> _Task inputs_:
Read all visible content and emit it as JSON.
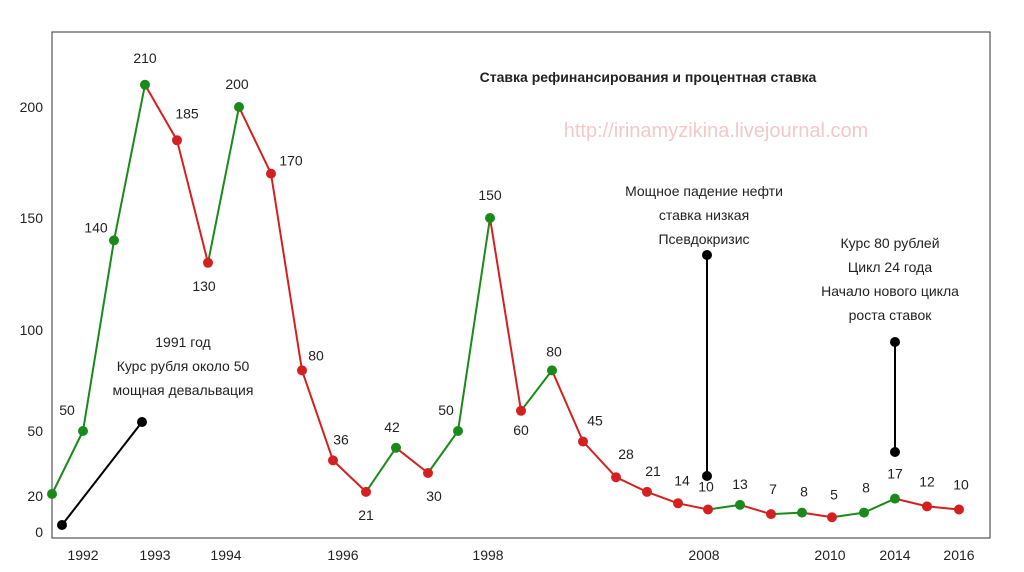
{
  "chart_data": {
    "type": "line",
    "title": "Ставка рефинансирования и процентная ставка",
    "watermark": "http://irinamyzikina.livejournal.com",
    "y_ticks": [
      "0",
      "20",
      "50",
      "100",
      "150",
      "200"
    ],
    "x_ticks": [
      "1992",
      "1993",
      "1994",
      "1996",
      "1998",
      "2008",
      "2010",
      "2014",
      "2016"
    ],
    "colors": {
      "up": "#1a8a1a",
      "down": "#d42020",
      "marker": "#000000",
      "frame": "#333333"
    },
    "series": [
      {
        "values": [
          20,
          50,
          140,
          210,
          185,
          130,
          200,
          170,
          80,
          36,
          21,
          42,
          30,
          50,
          150,
          60,
          80,
          45,
          28,
          21,
          14,
          10,
          13,
          7,
          8,
          5,
          8,
          17,
          12,
          10
        ],
        "labels": [
          "20",
          "50",
          "140",
          "210",
          "185",
          "130",
          "200",
          "170",
          "80",
          "36",
          "21",
          "42",
          "30",
          "50",
          "150",
          "60",
          "80",
          "45",
          "28",
          "21",
          "14",
          "10",
          "13",
          "7",
          "8",
          "5",
          "8",
          "17",
          "12",
          "10"
        ],
        "direction": [
          "up",
          "up",
          "up",
          "up",
          "down",
          "down",
          "up",
          "down",
          "down",
          "down",
          "down",
          "up",
          "down",
          "up",
          "up",
          "down",
          "up",
          "down",
          "down",
          "down",
          "down",
          "down",
          "up",
          "down",
          "up",
          "down",
          "up",
          "up",
          "down",
          "down"
        ]
      }
    ],
    "annotations": [
      {
        "lines": [
          "1991 год",
          "Курс рубля около 50",
          "мощная девальвация"
        ]
      },
      {
        "lines": [
          "Мощное падение нефти",
          "ставка низкая",
          "Псевдокризис"
        ]
      },
      {
        "lines": [
          "Курс 80 рублей",
          "Цикл 24 года",
          "Начало нового цикла",
          "роста ставок"
        ]
      }
    ]
  }
}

> _Task description_: Return only the number of lines in the entries that contain the string "ставка".

> _Written reply_: 2